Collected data
::::
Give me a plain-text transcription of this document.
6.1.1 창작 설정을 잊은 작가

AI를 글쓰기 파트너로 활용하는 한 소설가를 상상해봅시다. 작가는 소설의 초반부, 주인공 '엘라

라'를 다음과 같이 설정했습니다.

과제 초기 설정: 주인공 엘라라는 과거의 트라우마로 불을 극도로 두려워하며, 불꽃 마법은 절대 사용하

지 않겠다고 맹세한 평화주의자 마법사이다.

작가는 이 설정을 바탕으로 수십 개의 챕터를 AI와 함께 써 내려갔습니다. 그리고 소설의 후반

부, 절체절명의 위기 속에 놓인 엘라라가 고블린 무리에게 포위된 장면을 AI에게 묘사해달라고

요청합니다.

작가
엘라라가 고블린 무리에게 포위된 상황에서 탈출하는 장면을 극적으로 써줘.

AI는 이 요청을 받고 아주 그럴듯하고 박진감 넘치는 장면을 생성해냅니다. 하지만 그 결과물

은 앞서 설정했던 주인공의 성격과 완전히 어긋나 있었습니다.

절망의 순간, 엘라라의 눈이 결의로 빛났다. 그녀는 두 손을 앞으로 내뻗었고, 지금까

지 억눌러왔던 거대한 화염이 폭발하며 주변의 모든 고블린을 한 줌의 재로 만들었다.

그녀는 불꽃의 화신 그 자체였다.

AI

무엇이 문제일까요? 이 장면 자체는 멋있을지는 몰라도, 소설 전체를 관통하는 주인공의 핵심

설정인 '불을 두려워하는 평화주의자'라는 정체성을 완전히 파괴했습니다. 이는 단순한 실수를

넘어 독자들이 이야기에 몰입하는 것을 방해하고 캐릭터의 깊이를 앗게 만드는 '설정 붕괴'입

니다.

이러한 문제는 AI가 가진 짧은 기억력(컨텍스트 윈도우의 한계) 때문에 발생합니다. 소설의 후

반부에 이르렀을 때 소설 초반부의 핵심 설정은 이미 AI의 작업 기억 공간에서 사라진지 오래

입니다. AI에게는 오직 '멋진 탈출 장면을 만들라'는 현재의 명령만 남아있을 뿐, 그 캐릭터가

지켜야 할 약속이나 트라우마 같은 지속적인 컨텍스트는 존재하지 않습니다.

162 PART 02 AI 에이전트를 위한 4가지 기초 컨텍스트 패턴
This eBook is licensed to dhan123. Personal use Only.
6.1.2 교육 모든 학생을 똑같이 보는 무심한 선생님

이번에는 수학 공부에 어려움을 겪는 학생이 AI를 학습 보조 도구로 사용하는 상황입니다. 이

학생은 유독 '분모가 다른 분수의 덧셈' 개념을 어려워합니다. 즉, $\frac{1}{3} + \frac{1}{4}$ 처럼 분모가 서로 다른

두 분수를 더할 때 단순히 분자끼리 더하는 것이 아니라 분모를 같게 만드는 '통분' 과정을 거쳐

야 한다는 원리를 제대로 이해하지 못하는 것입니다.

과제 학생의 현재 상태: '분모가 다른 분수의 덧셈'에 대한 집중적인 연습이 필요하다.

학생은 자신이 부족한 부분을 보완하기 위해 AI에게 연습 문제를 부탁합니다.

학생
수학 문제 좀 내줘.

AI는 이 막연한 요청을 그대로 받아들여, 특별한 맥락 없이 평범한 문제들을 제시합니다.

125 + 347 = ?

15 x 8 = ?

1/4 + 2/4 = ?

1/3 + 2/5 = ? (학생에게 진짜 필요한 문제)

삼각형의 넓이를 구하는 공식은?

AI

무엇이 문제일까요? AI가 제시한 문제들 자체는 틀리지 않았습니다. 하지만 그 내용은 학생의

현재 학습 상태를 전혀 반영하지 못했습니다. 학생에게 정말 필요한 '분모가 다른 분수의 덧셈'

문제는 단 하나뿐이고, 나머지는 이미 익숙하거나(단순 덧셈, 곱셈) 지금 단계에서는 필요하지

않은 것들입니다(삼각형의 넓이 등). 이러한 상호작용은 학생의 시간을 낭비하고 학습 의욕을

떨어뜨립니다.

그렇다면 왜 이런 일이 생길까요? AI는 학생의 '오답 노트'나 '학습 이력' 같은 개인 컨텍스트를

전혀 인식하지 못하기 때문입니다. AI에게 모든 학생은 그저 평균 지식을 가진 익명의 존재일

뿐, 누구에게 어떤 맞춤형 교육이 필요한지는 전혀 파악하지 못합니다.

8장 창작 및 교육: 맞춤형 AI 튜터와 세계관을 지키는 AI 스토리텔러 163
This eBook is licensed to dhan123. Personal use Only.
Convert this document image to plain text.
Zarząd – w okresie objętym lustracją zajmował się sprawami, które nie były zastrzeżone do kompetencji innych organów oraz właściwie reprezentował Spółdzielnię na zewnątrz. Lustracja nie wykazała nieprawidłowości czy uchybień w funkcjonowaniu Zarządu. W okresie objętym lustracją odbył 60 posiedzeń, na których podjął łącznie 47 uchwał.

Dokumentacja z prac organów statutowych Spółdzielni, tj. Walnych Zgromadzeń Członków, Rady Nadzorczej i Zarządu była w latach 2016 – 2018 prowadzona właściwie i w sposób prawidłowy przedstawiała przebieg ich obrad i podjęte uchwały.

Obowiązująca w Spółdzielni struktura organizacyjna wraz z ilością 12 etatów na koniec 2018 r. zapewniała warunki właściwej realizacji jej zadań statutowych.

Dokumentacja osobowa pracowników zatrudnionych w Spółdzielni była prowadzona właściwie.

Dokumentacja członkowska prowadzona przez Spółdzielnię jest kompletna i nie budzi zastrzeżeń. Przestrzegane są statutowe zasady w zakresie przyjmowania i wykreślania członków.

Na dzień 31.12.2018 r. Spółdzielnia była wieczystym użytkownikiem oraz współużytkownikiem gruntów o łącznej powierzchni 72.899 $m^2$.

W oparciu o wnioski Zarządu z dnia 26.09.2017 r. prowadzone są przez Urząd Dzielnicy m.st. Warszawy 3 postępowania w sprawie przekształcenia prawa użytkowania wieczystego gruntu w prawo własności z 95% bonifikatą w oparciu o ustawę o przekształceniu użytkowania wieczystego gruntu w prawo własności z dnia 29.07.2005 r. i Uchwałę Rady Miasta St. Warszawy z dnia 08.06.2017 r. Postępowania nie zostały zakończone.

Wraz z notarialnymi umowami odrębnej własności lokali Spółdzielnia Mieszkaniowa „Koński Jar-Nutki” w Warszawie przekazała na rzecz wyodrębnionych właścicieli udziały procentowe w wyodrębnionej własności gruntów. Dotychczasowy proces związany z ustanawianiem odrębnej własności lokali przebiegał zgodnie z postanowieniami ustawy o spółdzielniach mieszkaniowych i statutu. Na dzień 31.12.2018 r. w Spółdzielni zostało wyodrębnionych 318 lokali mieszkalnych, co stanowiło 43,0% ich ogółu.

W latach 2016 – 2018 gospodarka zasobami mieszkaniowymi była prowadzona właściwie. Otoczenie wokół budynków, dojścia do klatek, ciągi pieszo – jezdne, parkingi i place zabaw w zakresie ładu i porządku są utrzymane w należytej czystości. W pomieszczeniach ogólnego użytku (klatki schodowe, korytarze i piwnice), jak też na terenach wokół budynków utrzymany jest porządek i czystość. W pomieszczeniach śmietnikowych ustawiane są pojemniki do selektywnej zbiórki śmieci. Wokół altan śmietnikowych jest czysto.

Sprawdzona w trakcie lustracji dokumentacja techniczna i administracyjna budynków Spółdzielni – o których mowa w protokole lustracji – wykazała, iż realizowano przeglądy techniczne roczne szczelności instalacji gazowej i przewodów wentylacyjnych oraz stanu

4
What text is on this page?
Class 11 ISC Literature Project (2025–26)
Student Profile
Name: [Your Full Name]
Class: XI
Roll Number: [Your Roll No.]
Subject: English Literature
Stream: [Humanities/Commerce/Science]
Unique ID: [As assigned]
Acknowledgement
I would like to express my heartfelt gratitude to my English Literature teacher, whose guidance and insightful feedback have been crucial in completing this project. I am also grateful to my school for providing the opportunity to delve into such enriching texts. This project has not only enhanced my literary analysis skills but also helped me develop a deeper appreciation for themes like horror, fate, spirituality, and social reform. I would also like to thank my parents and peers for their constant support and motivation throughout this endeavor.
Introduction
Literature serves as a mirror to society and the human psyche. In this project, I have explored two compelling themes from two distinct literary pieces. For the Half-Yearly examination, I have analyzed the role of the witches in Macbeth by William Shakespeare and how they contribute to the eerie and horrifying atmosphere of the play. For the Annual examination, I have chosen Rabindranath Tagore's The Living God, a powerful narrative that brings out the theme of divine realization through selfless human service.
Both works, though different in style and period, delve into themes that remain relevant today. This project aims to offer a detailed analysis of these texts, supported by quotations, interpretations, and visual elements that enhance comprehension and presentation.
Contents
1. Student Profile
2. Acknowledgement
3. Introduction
::::
Your objective
How many lines in the listing contain "Spółdzielnię"? Answer with the number alone.

The reply
2